## 作業指示
引用元抜粋で「わが国の文明は、きょうがきのうより」から始まる段落を、主な事実を落とさずに箇条書きへ書き直してください。

## 引用元抜粋
四編

 学者の分を論じる

 さいきんの識者たちの話を耳にいれてみるとこのようにまとめられます。

「これから日本がつよくなるか、よわくなるか。人知ではかることはむずかしい。だが独立の心をうしなってしまいそうな心配はない。いまの世のいきおいにのってすこしずつ進歩すれば、かならず文明はよりたかいものになる」

 というものもいます。または、

「2、30年すぎたころに、まだ独立をたもちつづけているかどうかはむずかしい」

 といって疑問をむけるものもいます。この国をみくだしている外国人の話のように「日本の独立はとてもできたものではない」といって、独立はできないといいきるものもいます。ひとの話に流されて私の意見がよわくなることはありませんが、けっきょくのところ、いまの話は国の話でなく、自分自身の独立にたいしての疑問です。

 心に疑念がなければ、疑問もわいてくるはずがありません。ためしにイギリスへいって「ブリテンの独立がたもてるかどうか」と、道ゆくひとびとにたずねてみても、イギリス人たちはわらうばかりでこたえるものはいないでしょう。

 こたえないのは、なぜでしょう。

 うたがわないからです。

 わが国の文明は、きょうがきのうより進歩しているかのようにみえますが、まだ一点の疑問があるのはぬぐえません。仮にもこの国に日本人として生まれたものは、いまいったような未来への不安をいだかざるを得ないでしょう。私もこの国のものとして生まれ、日本人という名を背負っています。この名があるのなら、おのおののもつ分をはっきりとさせて、尽くすところがなくなるまでに尽くさなくてはなりません。行政などの政治は、自分たちのできることは、すべてしてしまうのがその役割です。ですが民間の事業に政府がかかわってはいけないものもおおくあります。民は民でまた、みずからしなくてはならないことがおおくあるのです。ですから一国がまとまるときとは、人民と政府が両立したときにはじめてなりたつものなのです。

 国民としてできることをすべてして、政府は政府の分を尽くし、たがいにたすけあって独立をたもたなくてはなりません。

 すべてそうですが、ものごとを維持するには、力が平均にたもたれていなくてはなりません。水がおおすぎれば植物はくさり、太陽がつよすぎてもまた植物はれます。

 国もまたおなじです。政治は一国の仕事です。この仕事をよりよいものにして、さらに国の独立をたもったままでいるには、内部に政府の力があって、外部に人民の力があって、ささえあっていなくてはなりません。政府は水とすると、人民は太陽です。いまこの太陽をとってみましょう。政府の力だけで政治をうごかすことがあれば、国は腐ることでしょう。これでは国の独立は一日たりとも生きながらえることはできません。理学の法則で国の経済をたとえてみました。これがわかるものは、このようになる原因などいうまでもないでしょう。

 いまのわが国の情勢をみて、外国とたいするために足りないものをあげてみましょう。

 学術、商売、法律。このみっつです。

## 注釈付き要素エントリ

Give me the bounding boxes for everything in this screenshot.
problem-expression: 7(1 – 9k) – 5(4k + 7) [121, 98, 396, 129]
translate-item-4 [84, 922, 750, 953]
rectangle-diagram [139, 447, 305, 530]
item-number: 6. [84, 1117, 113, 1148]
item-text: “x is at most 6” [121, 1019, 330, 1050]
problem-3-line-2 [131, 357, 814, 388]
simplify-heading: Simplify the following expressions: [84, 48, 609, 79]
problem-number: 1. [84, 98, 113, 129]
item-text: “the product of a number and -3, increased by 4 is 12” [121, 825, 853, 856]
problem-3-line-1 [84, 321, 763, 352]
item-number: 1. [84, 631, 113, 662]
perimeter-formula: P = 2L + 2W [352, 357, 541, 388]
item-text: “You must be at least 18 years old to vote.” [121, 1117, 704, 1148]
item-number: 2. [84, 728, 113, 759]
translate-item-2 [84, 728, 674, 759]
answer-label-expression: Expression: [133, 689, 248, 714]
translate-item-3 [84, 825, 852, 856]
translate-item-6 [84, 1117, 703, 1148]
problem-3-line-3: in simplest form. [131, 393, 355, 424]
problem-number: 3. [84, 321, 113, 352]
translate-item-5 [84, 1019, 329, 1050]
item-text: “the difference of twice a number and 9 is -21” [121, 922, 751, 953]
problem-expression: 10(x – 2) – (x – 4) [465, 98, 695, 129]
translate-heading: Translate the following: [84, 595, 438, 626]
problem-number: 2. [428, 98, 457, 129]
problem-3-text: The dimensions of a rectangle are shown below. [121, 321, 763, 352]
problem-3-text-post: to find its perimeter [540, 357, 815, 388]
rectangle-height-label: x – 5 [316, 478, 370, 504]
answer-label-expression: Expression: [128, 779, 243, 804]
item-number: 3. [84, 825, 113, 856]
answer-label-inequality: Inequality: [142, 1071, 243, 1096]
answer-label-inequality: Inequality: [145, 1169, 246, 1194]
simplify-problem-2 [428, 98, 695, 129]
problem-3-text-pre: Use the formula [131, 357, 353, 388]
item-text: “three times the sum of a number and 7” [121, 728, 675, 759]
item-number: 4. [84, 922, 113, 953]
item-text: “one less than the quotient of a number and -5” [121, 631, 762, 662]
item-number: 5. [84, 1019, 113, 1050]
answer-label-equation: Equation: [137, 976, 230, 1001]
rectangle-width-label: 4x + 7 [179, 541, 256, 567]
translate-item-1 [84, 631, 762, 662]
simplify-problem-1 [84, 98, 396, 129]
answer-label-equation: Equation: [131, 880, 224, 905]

## 回答
- わが国の文明は日々進歩しているようにみえるが、まだ一点の疑問がぬぐえない。
- この国に日本人として生まれた者は、未来への不安をいだかざるを得ない。
- 筆者も日本人という名を背負う以上、各自の分をはっきりさせ、尽くしきるまで尽くさなくてはならない。
- 政治の役割は、自分たちにできることをすべて行うことである。
- ただし民間の事業には政府がかかわってはならないものも多く、民にはみずから行うべきことが多い。
- 一国がまとまるのは、人民と政府が両立したときである。